Work to do: Retype the rows below word for word, starting at the line that has "Detect and localize" and stopping after the line that has "horizon-logo-wordmark: HORIZON: [1061, 623, 1176, 645]". Leave the picture out.

Supplied records:
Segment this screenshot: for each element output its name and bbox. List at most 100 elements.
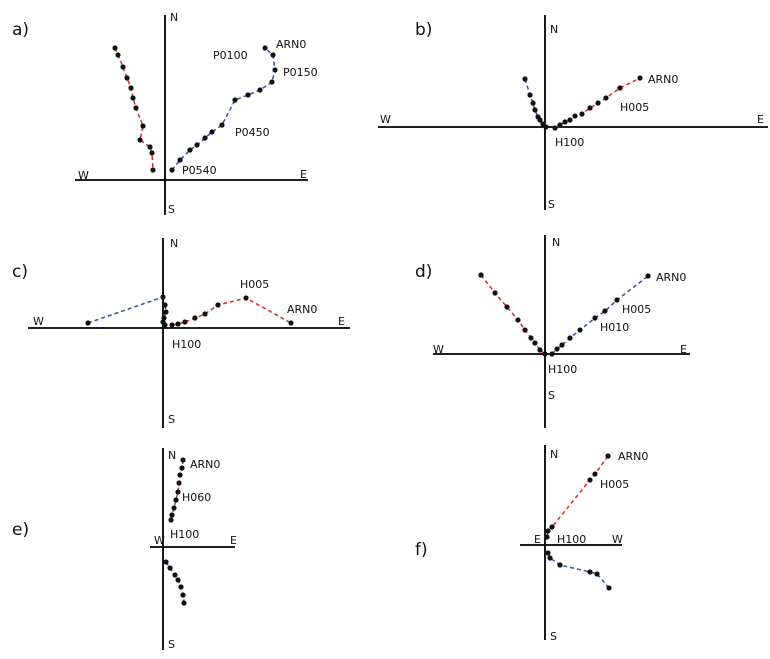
==
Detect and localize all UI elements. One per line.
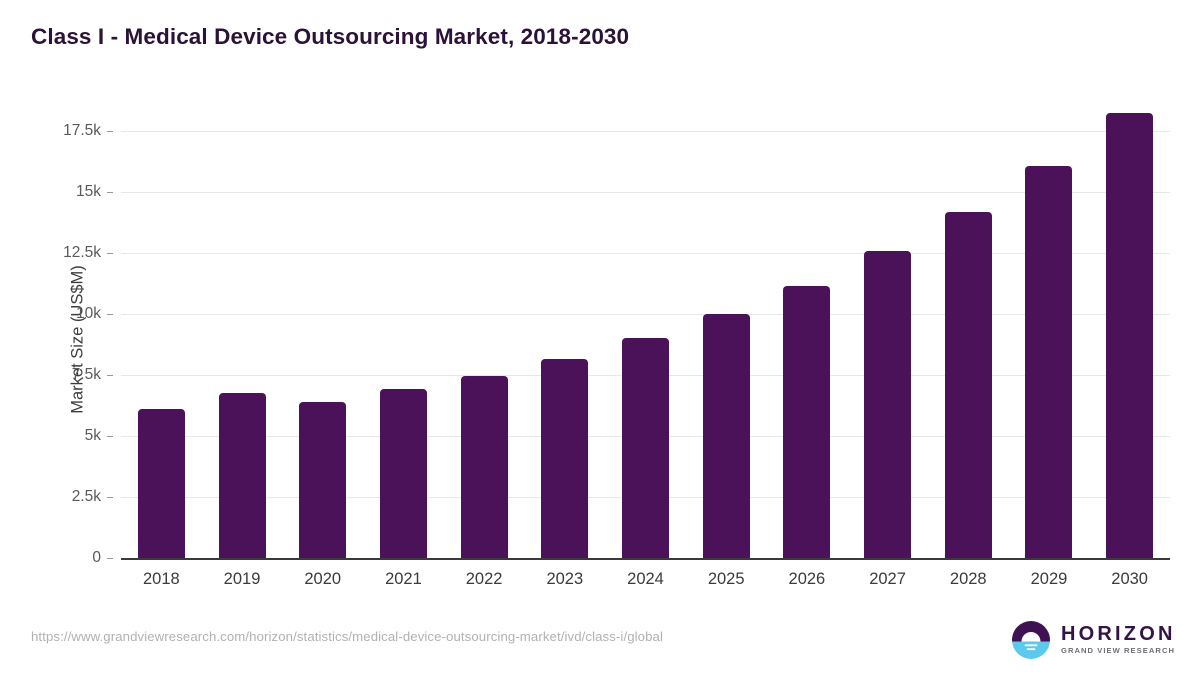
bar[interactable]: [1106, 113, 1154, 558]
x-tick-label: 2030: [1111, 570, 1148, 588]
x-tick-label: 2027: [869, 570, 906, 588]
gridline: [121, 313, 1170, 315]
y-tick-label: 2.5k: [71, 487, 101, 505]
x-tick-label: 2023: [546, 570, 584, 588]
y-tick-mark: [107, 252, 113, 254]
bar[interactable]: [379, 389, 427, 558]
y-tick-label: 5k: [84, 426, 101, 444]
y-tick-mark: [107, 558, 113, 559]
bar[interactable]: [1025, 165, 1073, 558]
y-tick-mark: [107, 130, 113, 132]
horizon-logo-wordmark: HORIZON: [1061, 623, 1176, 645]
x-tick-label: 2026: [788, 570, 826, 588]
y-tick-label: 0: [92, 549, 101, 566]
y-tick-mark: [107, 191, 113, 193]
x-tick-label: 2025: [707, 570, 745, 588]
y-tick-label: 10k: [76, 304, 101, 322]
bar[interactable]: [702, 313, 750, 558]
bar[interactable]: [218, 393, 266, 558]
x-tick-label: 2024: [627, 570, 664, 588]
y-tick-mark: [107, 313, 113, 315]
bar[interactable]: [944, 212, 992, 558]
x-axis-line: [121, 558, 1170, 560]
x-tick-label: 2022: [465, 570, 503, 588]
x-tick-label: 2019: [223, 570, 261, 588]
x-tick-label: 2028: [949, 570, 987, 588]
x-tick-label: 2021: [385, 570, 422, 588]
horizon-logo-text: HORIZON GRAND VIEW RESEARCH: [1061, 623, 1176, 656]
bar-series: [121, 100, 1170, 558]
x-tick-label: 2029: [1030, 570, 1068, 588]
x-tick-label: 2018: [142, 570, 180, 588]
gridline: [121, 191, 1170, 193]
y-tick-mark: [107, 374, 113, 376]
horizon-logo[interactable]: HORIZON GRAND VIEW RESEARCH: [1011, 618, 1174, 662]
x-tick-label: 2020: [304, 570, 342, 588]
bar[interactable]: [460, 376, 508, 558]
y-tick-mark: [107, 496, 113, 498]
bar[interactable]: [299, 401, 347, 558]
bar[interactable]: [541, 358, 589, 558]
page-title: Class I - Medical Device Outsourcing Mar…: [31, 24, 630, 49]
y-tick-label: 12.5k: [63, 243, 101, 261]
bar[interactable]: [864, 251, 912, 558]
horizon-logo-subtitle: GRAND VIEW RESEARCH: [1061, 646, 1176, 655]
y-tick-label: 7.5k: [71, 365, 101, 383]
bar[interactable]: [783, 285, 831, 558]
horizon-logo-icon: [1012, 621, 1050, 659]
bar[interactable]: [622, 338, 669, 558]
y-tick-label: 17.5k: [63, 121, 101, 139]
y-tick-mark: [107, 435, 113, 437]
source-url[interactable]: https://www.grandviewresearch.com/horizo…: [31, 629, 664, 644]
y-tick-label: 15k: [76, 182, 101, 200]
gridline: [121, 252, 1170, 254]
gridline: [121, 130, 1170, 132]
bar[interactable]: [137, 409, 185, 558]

Result:
Detect and localize all UI elements. One per line.
bar[interactable]: [1106, 113, 1154, 558]
x-tick-label: 2030: [1111, 570, 1148, 588]
x-tick-label: 2027: [869, 570, 906, 588]
gridline: [121, 313, 1170, 315]
y-tick-label: 2.5k: [71, 487, 101, 505]
x-tick-label: 2023: [546, 570, 584, 588]
y-tick-mark: [107, 252, 113, 254]
bar[interactable]: [379, 389, 427, 558]
y-tick-label: 5k: [84, 426, 101, 444]
y-tick-mark: [107, 558, 113, 559]
bar[interactable]: [1025, 165, 1073, 558]
y-tick-mark: [107, 130, 113, 132]
horizon-logo-wordmark: HORIZON: [1061, 623, 1176, 645]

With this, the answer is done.